**Instruction:**
What lines of the data hold the string "attack"? Pull each one out.

Dataset rows
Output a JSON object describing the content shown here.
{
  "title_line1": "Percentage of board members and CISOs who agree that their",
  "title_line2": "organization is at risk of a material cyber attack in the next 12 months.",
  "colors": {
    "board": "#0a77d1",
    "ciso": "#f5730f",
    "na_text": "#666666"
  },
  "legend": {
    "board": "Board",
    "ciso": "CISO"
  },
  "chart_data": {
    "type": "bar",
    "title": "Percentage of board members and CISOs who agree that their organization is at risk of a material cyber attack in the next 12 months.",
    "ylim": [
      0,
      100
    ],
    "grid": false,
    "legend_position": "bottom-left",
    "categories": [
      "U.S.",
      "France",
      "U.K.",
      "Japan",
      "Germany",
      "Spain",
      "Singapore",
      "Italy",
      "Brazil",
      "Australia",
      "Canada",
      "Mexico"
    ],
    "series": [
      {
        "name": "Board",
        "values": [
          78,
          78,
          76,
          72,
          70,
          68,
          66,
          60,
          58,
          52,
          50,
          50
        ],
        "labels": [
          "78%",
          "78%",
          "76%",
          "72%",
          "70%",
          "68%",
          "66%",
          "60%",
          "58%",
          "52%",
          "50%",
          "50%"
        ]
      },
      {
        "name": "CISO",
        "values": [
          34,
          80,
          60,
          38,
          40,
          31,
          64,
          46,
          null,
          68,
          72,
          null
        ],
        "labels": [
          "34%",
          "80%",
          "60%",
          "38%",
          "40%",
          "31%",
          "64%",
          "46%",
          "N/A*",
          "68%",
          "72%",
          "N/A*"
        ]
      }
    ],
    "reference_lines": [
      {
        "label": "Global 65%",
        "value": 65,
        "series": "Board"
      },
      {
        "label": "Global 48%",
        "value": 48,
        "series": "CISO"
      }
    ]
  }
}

**Expected answer:**
  "title_line2": "organization is at risk of a material cyber attack in the next 12 months.",
    "title": "Percentage of board members and CISOs who agree that their organization is at risk of a material cyber attack in the next 12 months.",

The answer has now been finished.